Aim of the task: Transcribe every entry below word for word, but skip the pictures.
* Start *
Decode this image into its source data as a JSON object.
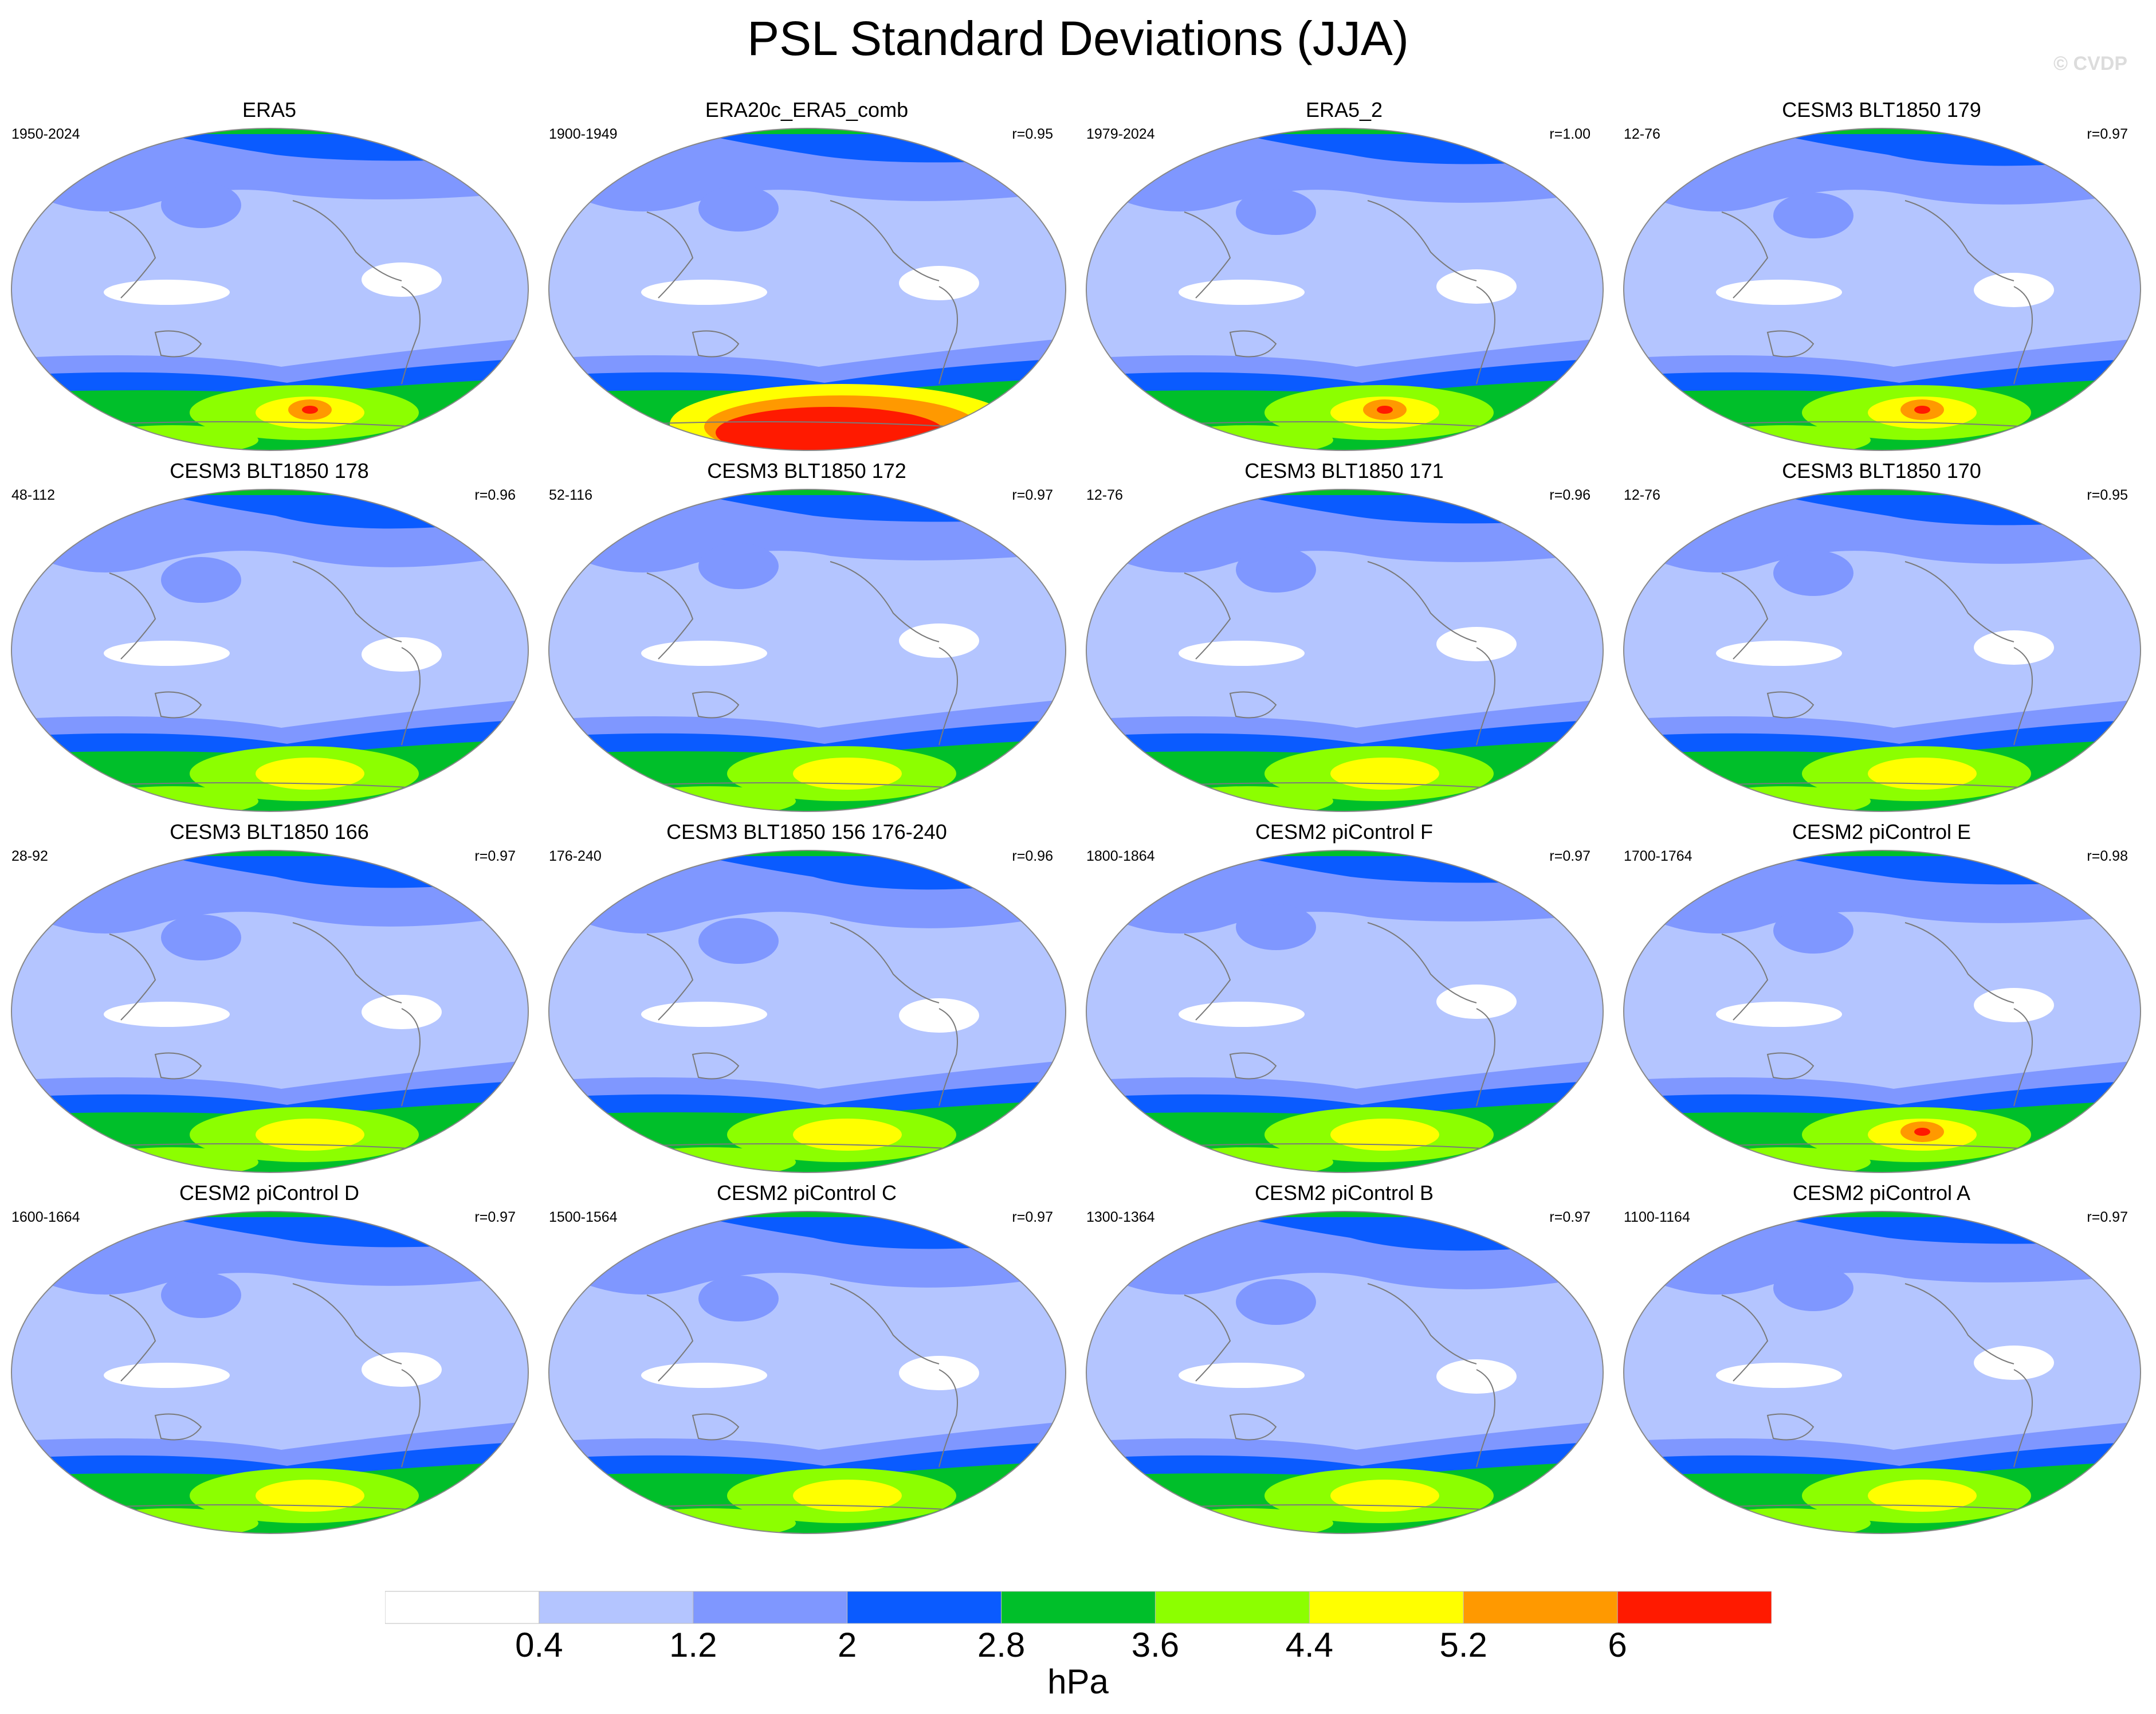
{
  "title": "PSL Standard Deviations (JJA)",
  "copyright": "© CVDP",
  "colorbar": {
    "units": "hPa",
    "ticks": [
      "0.4",
      "1.2",
      "2",
      "2.8",
      "3.6",
      "4.4",
      "5.2",
      "6"
    ],
    "colors": [
      "#ffffff",
      "#b4c5ff",
      "#7f97ff",
      "#0a5bff",
      "#00bf2a",
      "#8cff00",
      "#ffff00",
      "#ff9900",
      "#ff1a00"
    ]
  },
  "panels": [
    {
      "title": "ERA5",
      "period": "1950-2024",
      "corr": ""
    },
    {
      "title": "ERA20c_ERA5_comb",
      "period": "1900-1949",
      "corr": "r=0.95"
    },
    {
      "title": "ERA5_2",
      "period": "1979-2024",
      "corr": "r=1.00"
    },
    {
      "title": "CESM3 BLT1850 179",
      "period": "12-76",
      "corr": "r=0.97"
    },
    {
      "title": "CESM3 BLT1850 178",
      "period": "48-112",
      "corr": "r=0.96"
    },
    {
      "title": "CESM3 BLT1850 172",
      "period": "52-116",
      "corr": "r=0.97"
    },
    {
      "title": "CESM3 BLT1850 171",
      "period": "12-76",
      "corr": "r=0.96"
    },
    {
      "title": "CESM3 BLT1850 170",
      "period": "12-76",
      "corr": "r=0.95"
    },
    {
      "title": "CESM3 BLT1850 166",
      "period": "28-92",
      "corr": "r=0.97"
    },
    {
      "title": "CESM3 BLT1850 156 176-240",
      "period": "176-240",
      "corr": "r=0.96"
    },
    {
      "title": "CESM2 piControl F",
      "period": "1800-1864",
      "corr": "r=0.97"
    },
    {
      "title": "CESM2 piControl E",
      "period": "1700-1764",
      "corr": "r=0.98"
    },
    {
      "title": "CESM2 piControl D",
      "period": "1600-1664",
      "corr": "r=0.97"
    },
    {
      "title": "CESM2 piControl C",
      "period": "1500-1564",
      "corr": "r=0.97"
    },
    {
      "title": "CESM2 piControl B",
      "period": "1300-1364",
      "corr": "r=0.97"
    },
    {
      "title": "CESM2 piControl A",
      "period": "1100-1164",
      "corr": "r=0.97"
    }
  ]
}
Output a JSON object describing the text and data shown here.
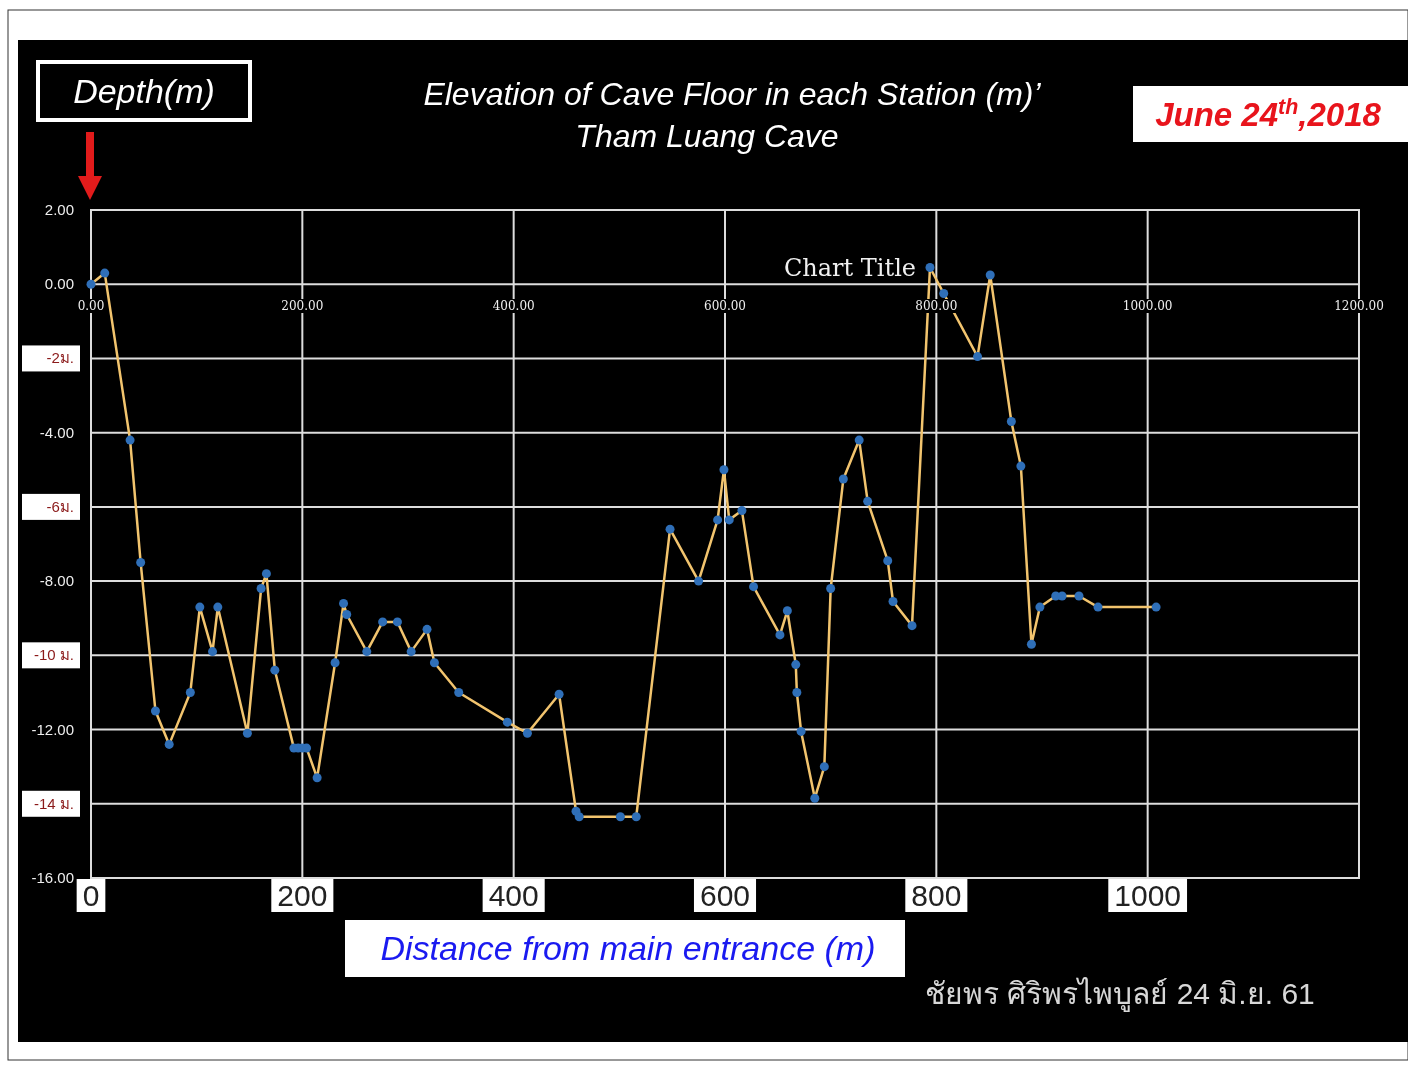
{
  "chart_data": {
    "type": "line",
    "title": "Elevation of Cave Floor in each Station (m)’",
    "subtitle": "Tham Luang Cave",
    "xlabel": "Distance from main entrance (m)",
    "ylabel": "Depth(m)",
    "annotations": [
      "Chart Title",
      "June 24$^{th}$,2018",
      "ชัยพร ศิริพรไพบูลย์ 24 มิ.ย. 61"
    ],
    "x": [
      0,
      13,
      37,
      47,
      61,
      74,
      94,
      103,
      115,
      120,
      148,
      161,
      166,
      174,
      192,
      196,
      200,
      204,
      214,
      231,
      239,
      242,
      261,
      276,
      290,
      303,
      318,
      325,
      348,
      394,
      413,
      443,
      459,
      462,
      501,
      516,
      548,
      575,
      593,
      599,
      604,
      616,
      627,
      652,
      659,
      667,
      668,
      672,
      685,
      694,
      700,
      712,
      727,
      735,
      754,
      759,
      777,
      794,
      807,
      839,
      851,
      871,
      880,
      890,
      898,
      913,
      919,
      935,
      953,
      1008
    ],
    "series": [
      {
        "color": "#f2c46e",
        "values": [
          0,
          0.3,
          -4.2,
          -7.5,
          -11.5,
          -12.4,
          -11,
          -8.7,
          -9.9,
          -8.7,
          -12.1,
          -8.2,
          -7.8,
          -10.4,
          -12.5,
          -12.5,
          -12.5,
          -12.5,
          -13.3,
          -10.2,
          -8.6,
          -8.9,
          -9.9,
          -9.1,
          -9.1,
          -9.9,
          -9.3,
          -10.2,
          -11,
          -11.8,
          -12.1,
          -11.05,
          -14.2,
          -14.35,
          -14.35,
          -14.35,
          -6.6,
          -8,
          -6.35,
          -5,
          -6.35,
          -6.1,
          -8.15,
          -9.45,
          -8.8,
          -10.25,
          -11,
          -12.05,
          -13.85,
          -13,
          -8.2,
          -5.25,
          -4.2,
          -5.85,
          -7.45,
          -8.55,
          -9.2,
          0.45,
          -0.25,
          -1.95,
          0.25,
          -3.7,
          -4.9,
          -9.7,
          -8.7,
          -8.4,
          -8.4,
          -8.4,
          -8.7,
          -8.7
        ]
      }
    ],
    "xlim": [
      0,
      1200
    ],
    "ylim": [
      -16,
      2
    ],
    "xticks": [
      0,
      200,
      400,
      600,
      800,
      1000,
      {
        "value": 1200,
        "label": null
      }
    ],
    "x2lim": [
      0,
      1200
    ],
    "x2ticks": [
      {
        "value": 0,
        "label": "0.00"
      },
      {
        "value": 200,
        "label": "200.00"
      },
      {
        "value": 400,
        "label": "400.00"
      },
      {
        "value": 600,
        "label": "600.00"
      },
      {
        "value": 800,
        "label": "800.00"
      },
      {
        "value": 1000,
        "label": "1000.00"
      },
      {
        "value": 1200,
        "label": "1200.00"
      }
    ],
    "yticks": [
      {
        "value": 2,
        "label": "2.00"
      },
      {
        "value": 0,
        "label": "0.00"
      },
      {
        "value": -2,
        "label": "-2ม."
      },
      {
        "value": -4,
        "label": "-4.00"
      },
      {
        "value": -6,
        "label": "-6ม."
      },
      {
        "value": -8,
        "label": "-8.00"
      },
      {
        "value": -10,
        "label": "-10 ม."
      },
      {
        "value": -12,
        "label": "-12.00"
      },
      {
        "value": -14,
        "label": "-14 ม."
      },
      {
        "value": -16,
        "label": "-16.00"
      }
    ],
    "grid": true,
    "marker": "circle",
    "line_style": "solid"
  }
}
* End *
Exercise output:
Decode this image into its source data as a JSON object.
{
  "title": "PSL Standard Deviations (JJA)",
  "copyright": "© CVDP",
  "colorbar": {
    "units": "hPa",
    "ticks": [
      "0.4",
      "1.2",
      "2",
      "2.8",
      "3.6",
      "4.4",
      "5.2",
      "6"
    ],
    "colors": [
      "#ffffff",
      "#b4c5ff",
      "#7f97ff",
      "#0a5bff",
      "#00bf2a",
      "#8cff00",
      "#ffff00",
      "#ff9900",
      "#ff1a00"
    ]
  },
  "panels": [
    {
      "title": "ERA5",
      "period": "1950-2024",
      "corr": ""
    },
    {
      "title": "ERA20c_ERA5_comb",
      "period": "1900-1949",
      "corr": "r=0.95"
    },
    {
      "title": "ERA5_2",
      "period": "1979-2024",
      "corr": "r=1.00"
    },
    {
      "title": "CESM3 BLT1850 179",
      "period": "12-76",
      "corr": "r=0.97"
    },
    {
      "title": "CESM3 BLT1850 178",
      "period": "48-112",
      "corr": "r=0.96"
    },
    {
      "title": "CESM3 BLT1850 172",
      "period": "52-116",
      "corr": "r=0.97"
    },
    {
      "title": "CESM3 BLT1850 171",
      "period": "12-76",
      "corr": "r=0.96"
    },
    {
      "title": "CESM3 BLT1850 170",
      "period": "12-76",
      "corr": "r=0.95"
    },
    {
      "title": "CESM3 BLT1850 166",
      "period": "28-92",
      "corr": "r=0.97"
    },
    {
      "title": "CESM3 BLT1850 156 176-240",
      "period": "176-240",
      "corr": "r=0.96"
    },
    {
      "title": "CESM2 piControl F",
      "period": "1800-1864",
      "corr": "r=0.97"
    },
    {
      "title": "CESM2 piControl E",
      "period": "1700-1764",
      "corr": "r=0.98"
    },
    {
      "title": "CESM2 piControl D",
      "period": "1600-1664",
      "corr": "r=0.97"
    },
    {
      "title": "CESM2 piControl C",
      "period": "1500-1564",
      "corr": "r=0.97"
    },
    {
      "title": "CESM2 piControl B",
      "period": "1300-1364",
      "corr": "r=0.97"
    },
    {
      "title": "CESM2 piControl A",
      "period": "1100-1164",
      "corr": "r=0.97"
    }
  ]
}
Output a JSON object describing the text and data shown here.
{
  "chart_data": {
    "type": "line",
    "title": "Elevation of Cave Floor in each Station (m)’",
    "subtitle": "Tham Luang Cave",
    "xlabel": "Distance from main entrance (m)",
    "ylabel": "Depth(m)",
    "annotations": [
      "Chart Title",
      "June 24$^{th}$,2018",
      "ชัยพร ศิริพรไพบูลย์ 24 มิ.ย. 61"
    ],
    "x": [
      0,
      13,
      37,
      47,
      61,
      74,
      94,
      103,
      115,
      120,
      148,
      161,
      166,
      174,
      192,
      196,
      200,
      204,
      214,
      231,
      239,
      242,
      261,
      276,
      290,
      303,
      318,
      325,
      348,
      394,
      413,
      443,
      459,
      462,
      501,
      516,
      548,
      575,
      593,
      599,
      604,
      616,
      627,
      652,
      659,
      667,
      668,
      672,
      685,
      694,
      700,
      712,
      727,
      735,
      754,
      759,
      777,
      794,
      807,
      839,
      851,
      871,
      880,
      890,
      898,
      913,
      919,
      935,
      953,
      1008
    ],
    "series": [
      {
        "color": "#f2c46e",
        "values": [
          0,
          0.3,
          -4.2,
          -7.5,
          -11.5,
          -12.4,
          -11,
          -8.7,
          -9.9,
          -8.7,
          -12.1,
          -8.2,
          -7.8,
          -10.4,
          -12.5,
          -12.5,
          -12.5,
          -12.5,
          -13.3,
          -10.2,
          -8.6,
          -8.9,
          -9.9,
          -9.1,
          -9.1,
          -9.9,
          -9.3,
          -10.2,
          -11,
          -11.8,
          -12.1,
          -11.05,
          -14.2,
          -14.35,
          -14.35,
          -14.35,
          -6.6,
          -8,
          -6.35,
          -5,
          -6.35,
          -6.1,
          -8.15,
          -9.45,
          -8.8,
          -10.25,
          -11,
          -12.05,
          -13.85,
          -13,
          -8.2,
          -5.25,
          -4.2,
          -5.85,
          -7.45,
          -8.55,
          -9.2,
          0.45,
          -0.25,
          -1.95,
          0.25,
          -3.7,
          -4.9,
          -9.7,
          -8.7,
          -8.4,
          -8.4,
          -8.4,
          -8.7,
          -8.7
        ]
      }
    ],
    "xlim": [
      0,
      1200
    ],
    "ylim": [
      -16,
      2
    ],
    "xticks": [
      0,
      200,
      400,
      600,
      800,
      1000,
      {
        "value": 1200,
        "label": null
      }
    ],
    "x2lim": [
      0,
      1200
    ],
    "x2ticks": [
      {
        "value": 0,
        "label": "0.00"
      },
      {
        "value": 200,
        "label": "200.00"
      },
      {
        "value": 400,
        "label": "400.00"
      },
      {
        "value": 600,
        "label": "600.00"
      },
      {
        "value": 800,
        "label": "800.00"
      },
      {
        "value": 1000,
        "label": "1000.00"
      },
      {
        "value": 1200,
        "label": "1200.00"
      }
    ],
    "yticks": [
      {
        "value": 2,
        "label": "2.00"
      },
      {
        "value": 0,
        "label": "0.00"
      },
      {
        "value": -2,
        "label": "-2ม."
      },
      {
        "value": -4,
        "label": "-4.00"
      },
      {
        "value": -6,
        "label": "-6ม."
      },
      {
        "value": -8,
        "label": "-8.00"
      },
      {
        "value": -10,
        "label": "-10 ม."
      },
      {
        "value": -12,
        "label": "-12.00"
      },
      {
        "value": -14,
        "label": "-14 ม."
      },
      {
        "value": -16,
        "label": "-16.00"
      }
    ],
    "grid": true,
    "marker": "circle",
    "line_style": "solid"
  }
}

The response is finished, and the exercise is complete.